Exercise prompt: The entries below are to be transcribed in full, without their images.

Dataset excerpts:

===============

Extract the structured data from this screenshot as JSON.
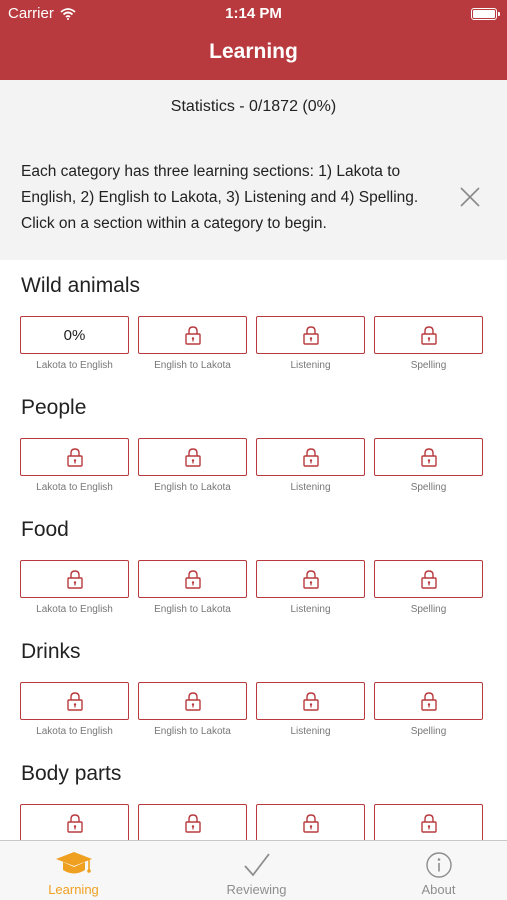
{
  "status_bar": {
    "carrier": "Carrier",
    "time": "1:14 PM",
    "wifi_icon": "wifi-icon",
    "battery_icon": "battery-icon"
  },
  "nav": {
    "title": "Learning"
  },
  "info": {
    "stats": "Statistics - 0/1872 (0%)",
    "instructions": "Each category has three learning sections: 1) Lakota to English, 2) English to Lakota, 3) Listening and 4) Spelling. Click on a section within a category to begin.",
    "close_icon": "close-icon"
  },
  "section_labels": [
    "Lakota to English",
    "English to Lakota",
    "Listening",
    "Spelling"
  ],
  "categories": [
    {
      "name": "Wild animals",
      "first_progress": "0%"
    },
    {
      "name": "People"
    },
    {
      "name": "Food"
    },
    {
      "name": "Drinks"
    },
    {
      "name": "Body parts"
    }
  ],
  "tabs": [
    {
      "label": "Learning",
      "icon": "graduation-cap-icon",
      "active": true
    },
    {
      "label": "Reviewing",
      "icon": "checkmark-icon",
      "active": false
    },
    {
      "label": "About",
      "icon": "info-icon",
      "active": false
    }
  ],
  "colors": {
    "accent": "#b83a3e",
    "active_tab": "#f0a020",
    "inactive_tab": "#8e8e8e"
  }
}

===============

Final result:
Extract the structured data from this screenshot as JSON.
{
  "status_bar": {
    "carrier": "Carrier",
    "time": "1:14 PM",
    "wifi_icon": "wifi-icon",
    "battery_icon": "battery-icon"
  },
  "nav": {
    "title": "Learning"
  },
  "info": {
    "stats": "Statistics - 0/1872 (0%)",
    "instructions": "Each category has three learning sections: 1) Lakota to English, 2) English to Lakota, 3) Listening and 4) Spelling. Click on a section within a category to begin.",
    "close_icon": "close-icon"
  },
  "section_labels": [
    "Lakota to English",
    "English to Lakota",
    "Listening",
    "Spelling"
  ],
  "categories": [
    {
      "name": "Wild animals",
      "first_progress": "0%"
    },
    {
      "name": "People"
    },
    {
      "name": "Food"
    },
    {
      "name": "Drinks"
    },
    {
      "name": "Body parts"
    }
  ],
  "tabs": [
    {
      "label": "Learning",
      "icon": "graduation-cap-icon",
      "active": true
    },
    {
      "label": "Reviewing",
      "icon": "checkmark-icon",
      "active": false
    },
    {
      "label": "About",
      "icon": "info-icon",
      "active": false
    }
  ],
  "colors": {
    "accent": "#b83a3e",
    "active_tab": "#f0a020",
    "inactive_tab": "#8e8e8e"
  }
}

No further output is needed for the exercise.